Copy the records below exactly as they appear.

--- --- ---

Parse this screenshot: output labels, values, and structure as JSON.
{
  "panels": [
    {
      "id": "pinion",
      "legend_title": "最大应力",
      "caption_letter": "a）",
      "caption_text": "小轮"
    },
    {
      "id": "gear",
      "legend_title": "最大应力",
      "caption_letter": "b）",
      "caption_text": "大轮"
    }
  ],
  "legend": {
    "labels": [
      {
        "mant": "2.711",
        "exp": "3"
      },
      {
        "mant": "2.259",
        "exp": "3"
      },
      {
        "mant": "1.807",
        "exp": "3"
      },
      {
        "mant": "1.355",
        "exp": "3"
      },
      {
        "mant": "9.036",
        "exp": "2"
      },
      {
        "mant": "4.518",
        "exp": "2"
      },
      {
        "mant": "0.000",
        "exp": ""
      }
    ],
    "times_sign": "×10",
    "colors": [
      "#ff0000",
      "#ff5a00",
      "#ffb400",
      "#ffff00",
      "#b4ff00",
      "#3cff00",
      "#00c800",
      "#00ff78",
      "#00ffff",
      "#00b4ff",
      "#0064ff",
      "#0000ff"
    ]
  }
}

--- --- ---

## Output for this task
Parse this screenshot: output labels, values, and structure as JSON.
{
  "panels": [
    {
      "id": "pinion",
      "legend_title": "最大应力",
      "caption_letter": "a）",
      "caption_text": "小轮"
    },
    {
      "id": "gear",
      "legend_title": "最大应力",
      "caption_letter": "b）",
      "caption_text": "大轮"
    }
  ],
  "legend": {
    "labels": [
      {
        "mant": "2.711",
        "exp": "3"
      },
      {
        "mant": "2.259",
        "exp": "3"
      },
      {
        "mant": "1.807",
        "exp": "3"
      },
      {
        "mant": "1.355",
        "exp": "3"
      },
      {
        "mant": "9.036",
        "exp": "2"
      },
      {
        "mant": "4.518",
        "exp": "2"
      },
      {
        "mant": "0.000",
        "exp": ""
      }
    ],
    "times_sign": "×10",
    "colors": [
      "#ff0000",
      "#ff5a00",
      "#ffb400",
      "#ffff00",
      "#b4ff00",
      "#3cff00",
      "#00c800",
      "#00ff78",
      "#00ffff",
      "#00b4ff",
      "#0064ff",
      "#0000ff"
    ]
  }
}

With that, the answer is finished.